→ **STATED GOAL**
Leave out the pictures and repeat everything else in the records exactly.

→ **THE RECORDS**
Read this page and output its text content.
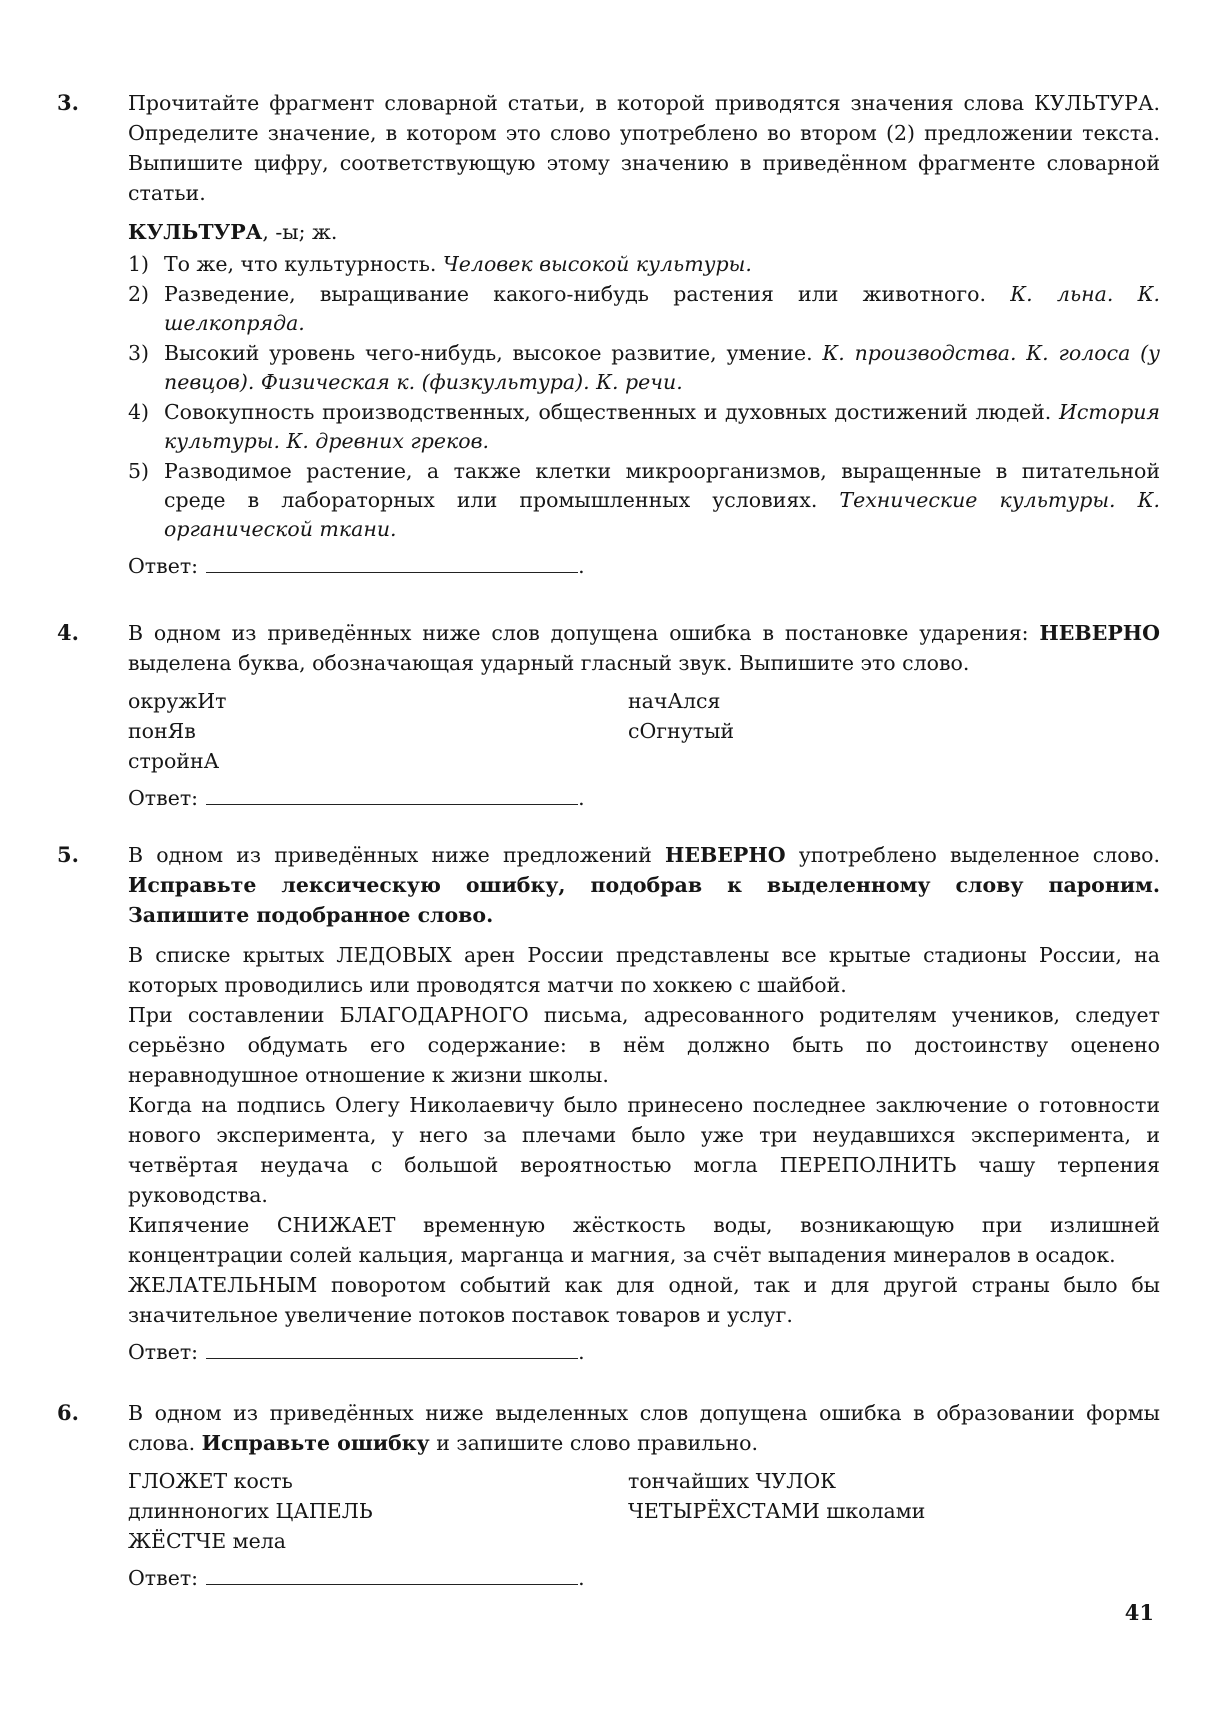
3. Прочитайте фрагмент словарной статьи, в которой приводятся значения слова КУЛЬТУРА. Определите значение, в котором это слово употреблено во втором (2) предложении текста. Выпишите цифру, соответствующую этому значению в приведённом фрагменте словарной статьи.

КУЛЬТУРА, -ы; ж.
1) То же, что культурность. Человек высокой культуры.
2) Разведение, выращивание какого-нибудь растения или животного. К. льна. К. шелкопряда.
3) Высокий уровень чего-нибудь, высокое развитие, умение. К. производства. К. голоса (у певцов). Физическая к. (физкультура). К. речи.
4) Совокупность производственных, общественных и духовных достижений людей. История культуры. К. древних греков.
5) Разводимое растение, а также клетки микроорганизмов, выращенные в питательной среде в лабораторных или промышленных условиях. Технические культуры. К. органической ткани.
Ответ:	.
4. В одном из приведённых ниже слов допущена ошибка в постановке ударения: НЕВЕРНО выделена буква, обозначающая ударный гласный звук. Выпишите это слово.

окружИт
понЯв
стройнА
начАлся
сОгнутый
Ответ:	.
5. В одном из приведённых ниже предложений НЕВЕРНО употреблено выделенное слово. Исправьте лексическую ошибку, подобрав к выделенному слову пароним. Запишите подобранное слово.

В списке крытых ЛЕДОВЫХ арен России представлены все крытые стадионы России, на которых проводились или проводятся матчи по хоккею с шайбой.

При составлении БЛАГОДАРНОГО письма, адресованного родителям учеников, следует серьёзно обдумать его содержание: в нём должно быть по достоинству оценено неравнодушное отношение к жизни школы.

Когда на подпись Олегу Николаевичу было принесено последнее заключение о готовности нового эксперимента, у него за плечами было уже три неудавшихся эксперимента, и четвёртая неудача с большой вероятностью могла ПЕРЕПОЛНИТЬ чашу терпения руководства.

Кипячение СНИЖАЕТ временную жёсткость воды, возникающую при излишней концентрации солей кальция, марганца и магния, за счёт выпадения минералов в осадок.

ЖЕЛАТЕЛЬНЫМ поворотом событий как для одной, так и для другой страны было бы значительное увеличение потоков поставок товаров и услуг.

Ответ:	.
6. В одном из приведённых ниже выделенных слов допущена ошибка в образовании формы слова. Исправьте ошибку и запишите слово правильно.

ГЛОЖЕТ кость
длинноногих ЦАПЕЛЬ
ЖЁСТЧЕ мела
тончайших ЧУЛОК
ЧЕТЫРЁХСТАМИ школами
Ответ:	.
41
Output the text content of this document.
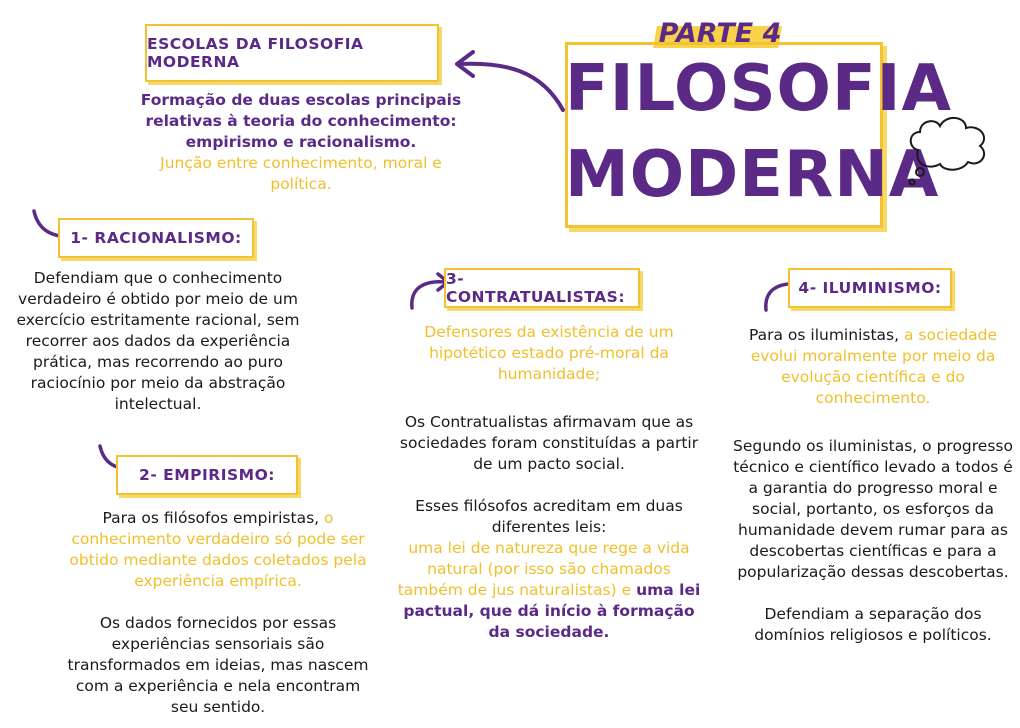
PARTE 4
FILOSOFIA
MODERNA
ESCOLAS DA FILOSOFIA MODERNA

Formação de duas escolas principais relativas à teoria do conhecimento: empirismo e racionalismo.

Junção entre conhecimento, moral e política.

1- RACIONALISMO:
Defendiam que o conhecimento verdadeiro é obtido por meio de um exercício estritamente racional, sem recorrer aos dados da experiência prática, mas recorrendo ao puro raciocínio por meio da abstração intelectual.
2- EMPIRISMO:

Para os filósofos empiristas, o conhecimento verdadeiro só pode ser obtido mediante dados coletados pela experiência empírica.

Os dados fornecidos por essas experiências sensoriais são transformados em ideias, mas nascem com a experiência e nela encontram seu sentido.

3- CONTRATUALISTAS:

Defensores da existência de um hipotético estado pré-moral da humanidade;

Os Contratualistas afirmavam que as sociedades foram constituídas a partir de um pacto social.

Esses filósofos acreditam em duas diferentes leis:

uma lei de natureza que rege a vida natural (por isso são chamados também de jus naturalistas) e uma lei pactual, que dá início à formação da sociedade.

4- ILUMINISMO:

Para os iluministas, a sociedade evolui moralmente por meio da evolução científica e do conhecimento.

Segundo os iluministas, o progresso técnico e científico levado a todos é a garantia do progresso moral e social, portanto, os esforços da humanidade devem rumar para as descobertas científicas e para a popularização dessas descobertas.

Defendiam a separação dos domínios religiosos e políticos.
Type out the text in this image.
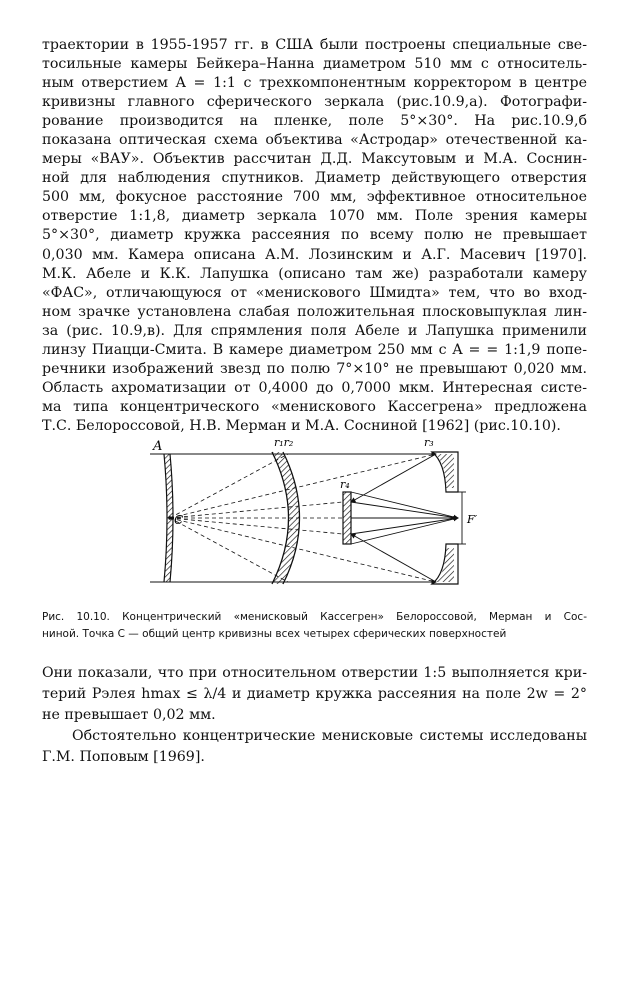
траектории в 1955-1957 гг. в США были построены специальные све-
тосильные камеры Бейкера–Нанна диаметром 510 мм с относитель-
ным отверстием A = 1:1 с трехкомпонентным корректором в центре
кривизны главного сферического зеркала (рис.10.9,a). Фотографи-
рование производится на пленке, поле 5°×30°. На рис.10.9,б
показана оптическая схема объектива «Астродар» отечественной ка-
меры «ВАУ». Объектив рассчитан Д.Д. Максутовым и М.А. Соснин-
ной для наблюдения спутников. Диаметр действующего отверстия
500 мм, фокусное расстояние 700 мм, эффективное относительное
отверстие 1:1,8, диаметр зеркала 1070 мм. Поле зрения камеры
5°×30°, диаметр кружка рассеяния по всему полю не превышает
0,030 мм. Камера описана А.М. Лозинским и А.Г. Масевич [1970].
М.К. Абеле и К.К. Лапушка (описано там же) разработали камеру
«ФАС», отличающуюся от «менискового Шмидта» тем, что во вход-
ном зрачке установлена слабая положительная плосковыпуклая лин-
за (рис. 10.9,в). Для спрямления поля Абеле и Лапушка применили
линзу Пиацци-Смита. В камере диаметром 250 мм с A = = 1:1,9 попе-
речники изображений звезд по полю 7°×10° не превышают 0,020 мм.
Область ахроматизации от 0,4000 до 0,7000 мкм. Интересная систе-
ма типа концентрического «менискового Кассегрена» предложена
Т.С. Белороссовой, Н.В. Мерман и М.А. Сосниной [1962] (рис.10.10).
A
C
r₁r₂	r₃
r₄
F′
Рис. 10.10. Концентрический «менисковый Кассегрен» Белороссовой, Мерман и Сос-
ниной. Точка C — общий центр кривизны всех четырех сферических поверхностей
Они показали, что при относительном отверстии 1:5 выполняется кри-
терий Рэлея hmax ≤ λ/4 и диаметр кружка рассеяния на поле 2w = 2°
не превышает 0,02 мм.
Обстоятельно концентрические менисковые системы исследованы
Г.М. Поповым [1969].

→ **CORRECT ANSWER**
Read this page and output its text content.
3. Прочитайте фрагмент словарной статьи, в которой приводятся значения слова КУЛЬТУРА. Определите значение, в котором это слово употреблено во втором (2) предложении текста. Выпишите цифру, соответствующую этому значению в приведённом фрагменте словарной статьи.

КУЛЬТУРА, -ы; ж.
1) То же, что культурность. Человек высокой культуры.
2) Разведение, выращивание какого-нибудь растения или животного. К. льна. К. шелкопряда.
3) Высокий уровень чего-нибудь, высокое развитие, умение. К. производства. К. голоса (у певцов). Физическая к. (физкультура). К. речи.
4) Совокупность производственных, общественных и духовных достижений людей. История культуры. К. древних греков.
5) Разводимое растение, а также клетки микроорганизмов, выращенные в питательной среде в лабораторных или промышленных условиях. Технические культуры. К. органической ткани.
Ответ:	.
4. В одном из приведённых ниже слов допущена ошибка в постановке ударения: НЕВЕРНО выделена буква, обозначающая ударный гласный звук. Выпишите это слово.

окружИт
понЯв
стройнА
начАлся
сОгнутый
Ответ:	.
5. В одном из приведённых ниже предложений НЕВЕРНО употреблено выделенное слово. Исправьте лексическую ошибку, подобрав к выделенному слову пароним. Запишите подобранное слово.

В списке крытых ЛЕДОВЫХ арен России представлены все крытые стадионы России, на которых проводились или проводятся матчи по хоккею с шайбой.

При составлении БЛАГОДАРНОГО письма, адресованного родителям учеников, следует серьёзно обдумать его содержание: в нём должно быть по достоинству оценено неравнодушное отношение к жизни школы.

Когда на подпись Олегу Николаевичу было принесено последнее заключение о готовности нового эксперимента, у него за плечами было уже три неудавшихся эксперимента, и четвёртая неудача с большой вероятностью могла ПЕРЕПОЛНИТЬ чашу терпения руководства.

Кипячение СНИЖАЕТ временную жёсткость воды, возникающую при излишней концентрации солей кальция, марганца и магния, за счёт выпадения минералов в осадок.

ЖЕЛАТЕЛЬНЫМ поворотом событий как для одной, так и для другой страны было бы значительное увеличение потоков поставок товаров и услуг.

Ответ:	.
6. В одном из приведённых ниже выделенных слов допущена ошибка в образовании формы слова. Исправьте ошибку и запишите слово правильно.

ГЛОЖЕТ кость
длинноногих ЦАПЕЛЬ
ЖЁСТЧЕ мела
тончайших ЧУЛОК
ЧЕТЫРЁХСТАМИ школами
Ответ:	.
41
Output the text content of this document.
PARTE 4
FILOSOFIA
MODERNA
ESCOLAS DA FILOSOFIA MODERNA

Formação de duas escolas principais relativas à teoria do conhecimento: empirismo e racionalismo.

Junção entre conhecimento, moral e política.

1- RACIONALISMO:
Defendiam que o conhecimento verdadeiro é obtido por meio de um exercício estritamente racional, sem recorrer aos dados da experiência prática, mas recorrendo ao puro raciocínio por meio da abstração intelectual.
2- EMPIRISMO:

Para os filósofos empiristas, o conhecimento verdadeiro só pode ser obtido mediante dados coletados pela experiência empírica.

Os dados fornecidos por essas experiências sensoriais são transformados em ideias, mas nascem com a experiência e nela encontram seu sentido.

3- CONTRATUALISTAS:

Defensores da existência de um hipotético estado pré-moral da humanidade;

Os Contratualistas afirmavam que as sociedades foram constituídas a partir de um pacto social.

Esses filósofos acreditam em duas diferentes leis:

uma lei de natureza que rege a vida natural (por isso são chamados também de jus naturalistas) e uma lei pactual, que dá início à formação da sociedade.

4- ILUMINISMO:

Para os iluministas, a sociedade evolui moralmente por meio da evolução científica e do conhecimento.

Segundo os iluministas, o progresso técnico e científico levado a todos é a garantia do progresso moral e social, portanto, os esforços da humanidade devem rumar para as descobertas científicas e para a popularização dessas descobertas.

Defendiam a separação dos domínios religiosos e políticos.
Type out the text in this image.
траектории в 1955-1957 гг. в США были построены специальные све-
тосильные камеры Бейкера–Нанна диаметром 510 мм с относитель-
ным отверстием A = 1:1 с трехкомпонентным корректором в центре
кривизны главного сферического зеркала (рис.10.9,a). Фотографи-
рование производится на пленке, поле 5°×30°. На рис.10.9,б
показана оптическая схема объектива «Астродар» отечественной ка-
меры «ВАУ». Объектив рассчитан Д.Д. Максутовым и М.А. Соснин-
ной для наблюдения спутников. Диаметр действующего отверстия
500 мм, фокусное расстояние 700 мм, эффективное относительное
отверстие 1:1,8, диаметр зеркала 1070 мм. Поле зрения камеры
5°×30°, диаметр кружка рассеяния по всему полю не превышает
0,030 мм. Камера описана А.М. Лозинским и А.Г. Масевич [1970].
М.К. Абеле и К.К. Лапушка (описано там же) разработали камеру
«ФАС», отличающуюся от «менискового Шмидта» тем, что во вход-
ном зрачке установлена слабая положительная плосковыпуклая лин-
за (рис. 10.9,в). Для спрямления поля Абеле и Лапушка применили
линзу Пиацци-Смита. В камере диаметром 250 мм с A = = 1:1,9 попе-
речники изображений звезд по полю 7°×10° не превышают 0,020 мм.
Область ахроматизации от 0,4000 до 0,7000 мкм. Интересная систе-
ма типа концентрического «менискового Кассегрена» предложена
Т.С. Белороссовой, Н.В. Мерман и М.А. Сосниной [1962] (рис.10.10).
A
C
r₁r₂	r₃
r₄
F′
Рис. 10.10. Концентрический «менисковый Кассегрен» Белороссовой, Мерман и Сос-
ниной. Точка C — общий центр кривизны всех четырех сферических поверхностей
Они показали, что при относительном отверстии 1:5 выполняется кри-
терий Рэлея hmax ≤ λ/4 и диаметр кружка рассеяния на поле 2w = 2°
не превышает 0,02 мм.
Обстоятельно концентрические менисковые системы исследованы
Г.М. Поповым [1969].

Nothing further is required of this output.